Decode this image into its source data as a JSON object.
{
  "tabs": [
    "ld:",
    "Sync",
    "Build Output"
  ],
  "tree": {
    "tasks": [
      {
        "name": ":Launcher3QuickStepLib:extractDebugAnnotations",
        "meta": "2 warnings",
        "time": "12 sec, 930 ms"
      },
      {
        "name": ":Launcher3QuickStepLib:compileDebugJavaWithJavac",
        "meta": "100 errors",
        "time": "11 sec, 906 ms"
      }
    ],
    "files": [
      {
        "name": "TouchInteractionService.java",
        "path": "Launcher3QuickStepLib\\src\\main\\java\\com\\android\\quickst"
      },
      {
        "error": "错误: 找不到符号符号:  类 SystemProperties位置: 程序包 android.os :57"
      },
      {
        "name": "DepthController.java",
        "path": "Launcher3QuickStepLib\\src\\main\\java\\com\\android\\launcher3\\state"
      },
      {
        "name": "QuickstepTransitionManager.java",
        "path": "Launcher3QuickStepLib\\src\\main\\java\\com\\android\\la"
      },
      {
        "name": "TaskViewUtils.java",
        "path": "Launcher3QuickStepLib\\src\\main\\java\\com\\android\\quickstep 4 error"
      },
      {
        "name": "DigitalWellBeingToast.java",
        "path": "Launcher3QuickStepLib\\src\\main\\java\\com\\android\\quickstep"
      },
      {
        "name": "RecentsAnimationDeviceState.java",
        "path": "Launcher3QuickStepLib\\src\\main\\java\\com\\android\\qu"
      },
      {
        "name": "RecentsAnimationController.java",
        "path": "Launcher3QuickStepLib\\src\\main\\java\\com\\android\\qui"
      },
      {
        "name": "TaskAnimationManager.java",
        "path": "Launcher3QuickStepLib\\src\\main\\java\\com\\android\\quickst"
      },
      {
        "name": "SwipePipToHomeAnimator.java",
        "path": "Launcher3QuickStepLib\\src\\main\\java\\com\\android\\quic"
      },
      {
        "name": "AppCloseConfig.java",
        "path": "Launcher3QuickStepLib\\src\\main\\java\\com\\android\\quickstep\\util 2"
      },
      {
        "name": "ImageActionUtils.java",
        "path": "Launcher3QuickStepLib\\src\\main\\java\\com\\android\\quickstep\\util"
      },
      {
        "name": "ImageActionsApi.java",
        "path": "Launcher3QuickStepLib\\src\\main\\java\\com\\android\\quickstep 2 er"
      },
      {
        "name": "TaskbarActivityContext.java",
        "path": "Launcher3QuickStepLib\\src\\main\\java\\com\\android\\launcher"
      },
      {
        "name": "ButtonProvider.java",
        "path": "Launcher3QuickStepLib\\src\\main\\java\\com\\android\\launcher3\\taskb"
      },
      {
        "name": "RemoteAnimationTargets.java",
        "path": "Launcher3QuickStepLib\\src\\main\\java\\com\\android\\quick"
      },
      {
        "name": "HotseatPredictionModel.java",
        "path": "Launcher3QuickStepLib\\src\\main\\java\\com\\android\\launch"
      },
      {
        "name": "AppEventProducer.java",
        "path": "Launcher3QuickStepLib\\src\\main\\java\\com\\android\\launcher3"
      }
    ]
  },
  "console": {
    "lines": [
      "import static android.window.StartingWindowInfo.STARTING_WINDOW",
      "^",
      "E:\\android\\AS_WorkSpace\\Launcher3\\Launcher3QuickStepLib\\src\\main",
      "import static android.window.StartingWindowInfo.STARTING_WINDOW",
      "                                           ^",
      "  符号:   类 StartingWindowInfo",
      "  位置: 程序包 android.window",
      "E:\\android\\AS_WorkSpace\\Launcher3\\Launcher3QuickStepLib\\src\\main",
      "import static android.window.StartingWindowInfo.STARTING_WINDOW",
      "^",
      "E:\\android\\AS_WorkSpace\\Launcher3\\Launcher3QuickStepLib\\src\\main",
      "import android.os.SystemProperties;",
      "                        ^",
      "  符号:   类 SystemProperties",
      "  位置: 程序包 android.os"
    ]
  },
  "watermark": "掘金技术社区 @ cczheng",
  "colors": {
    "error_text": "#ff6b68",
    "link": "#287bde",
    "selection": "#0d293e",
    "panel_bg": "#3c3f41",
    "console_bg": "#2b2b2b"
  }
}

.....

* [TASK GOAL] From the data above, extract every line in its exact form.

* [OUTPUT FOR THIS EXERCISE]
Decode this image into its source data as a JSON object.
{
  "tabs": [
    "ld:",
    "Sync",
    "Build Output"
  ],
  "tree": {
    "tasks": [
      {
        "name": ":Launcher3QuickStepLib:extractDebugAnnotations",
        "meta": "2 warnings",
        "time": "12 sec, 930 ms"
      },
      {
        "name": ":Launcher3QuickStepLib:compileDebugJavaWithJavac",
        "meta": "100 errors",
        "time": "11 sec, 906 ms"
      }
    ],
    "files": [
      {
        "name": "TouchInteractionService.java",
        "path": "Launcher3QuickStepLib\\src\\main\\java\\com\\android\\quickst"
      },
      {
        "error": "错误: 找不到符号符号:  类 SystemProperties位置: 程序包 android.os :57"
      },
      {
        "name": "DepthController.java",
        "path": "Launcher3QuickStepLib\\src\\main\\java\\com\\android\\launcher3\\state"
      },
      {
        "name": "QuickstepTransitionManager.java",
        "path": "Launcher3QuickStepLib\\src\\main\\java\\com\\android\\la"
      },
      {
        "name": "TaskViewUtils.java",
        "path": "Launcher3QuickStepLib\\src\\main\\java\\com\\android\\quickstep 4 error"
      },
      {
        "name": "DigitalWellBeingToast.java",
        "path": "Launcher3QuickStepLib\\src\\main\\java\\com\\android\\quickstep"
      },
      {
        "name": "RecentsAnimationDeviceState.java",
        "path": "Launcher3QuickStepLib\\src\\main\\java\\com\\android\\qu"
      },
      {
        "name": "RecentsAnimationController.java",
        "path": "Launcher3QuickStepLib\\src\\main\\java\\com\\android\\qui"
      },
      {
        "name": "TaskAnimationManager.java",
        "path": "Launcher3QuickStepLib\\src\\main\\java\\com\\android\\quickst"
      },
      {
        "name": "SwipePipToHomeAnimator.java",
        "path": "Launcher3QuickStepLib\\src\\main\\java\\com\\android\\quic"
      },
      {
        "name": "AppCloseConfig.java",
        "path": "Launcher3QuickStepLib\\src\\main\\java\\com\\android\\quickstep\\util 2"
      },
      {
        "name": "ImageActionUtils.java",
        "path": "Launcher3QuickStepLib\\src\\main\\java\\com\\android\\quickstep\\util"
      },
      {
        "name": "ImageActionsApi.java",
        "path": "Launcher3QuickStepLib\\src\\main\\java\\com\\android\\quickstep 2 er"
      },
      {
        "name": "TaskbarActivityContext.java",
        "path": "Launcher3QuickStepLib\\src\\main\\java\\com\\android\\launcher"
      },
      {
        "name": "ButtonProvider.java",
        "path": "Launcher3QuickStepLib\\src\\main\\java\\com\\android\\launcher3\\taskb"
      },
      {
        "name": "RemoteAnimationTargets.java",
        "path": "Launcher3QuickStepLib\\src\\main\\java\\com\\android\\quick"
      },
      {
        "name": "HotseatPredictionModel.java",
        "path": "Launcher3QuickStepLib\\src\\main\\java\\com\\android\\launch"
      },
      {
        "name": "AppEventProducer.java",
        "path": "Launcher3QuickStepLib\\src\\main\\java\\com\\android\\launcher3"
      }
    ]
  },
  "console": {
    "lines": [
      "import static android.window.StartingWindowInfo.STARTING_WINDOW",
      "^",
      "E:\\android\\AS_WorkSpace\\Launcher3\\Launcher3QuickStepLib\\src\\main",
      "import static android.window.StartingWindowInfo.STARTING_WINDOW",
      "                                           ^",
      "  符号:   类 StartingWindowInfo",
      "  位置: 程序包 android.window",
      "E:\\android\\AS_WorkSpace\\Launcher3\\Launcher3QuickStepLib\\src\\main",
      "import static android.window.StartingWindowInfo.STARTING_WINDOW",
      "^",
      "E:\\android\\AS_WorkSpace\\Launcher3\\Launcher3QuickStepLib\\src\\main",
      "import android.os.SystemProperties;",
      "                        ^",
      "  符号:   类 SystemProperties",
      "  位置: 程序包 android.os"
    ]
  },
  "watermark": "掘金技术社区 @ cczheng",
  "colors": {
    "error_text": "#ff6b68",
    "link": "#287bde",
    "selection": "#0d293e",
    "panel_bg": "#3c3f41",
    "console_bg": "#2b2b2b"
  }
}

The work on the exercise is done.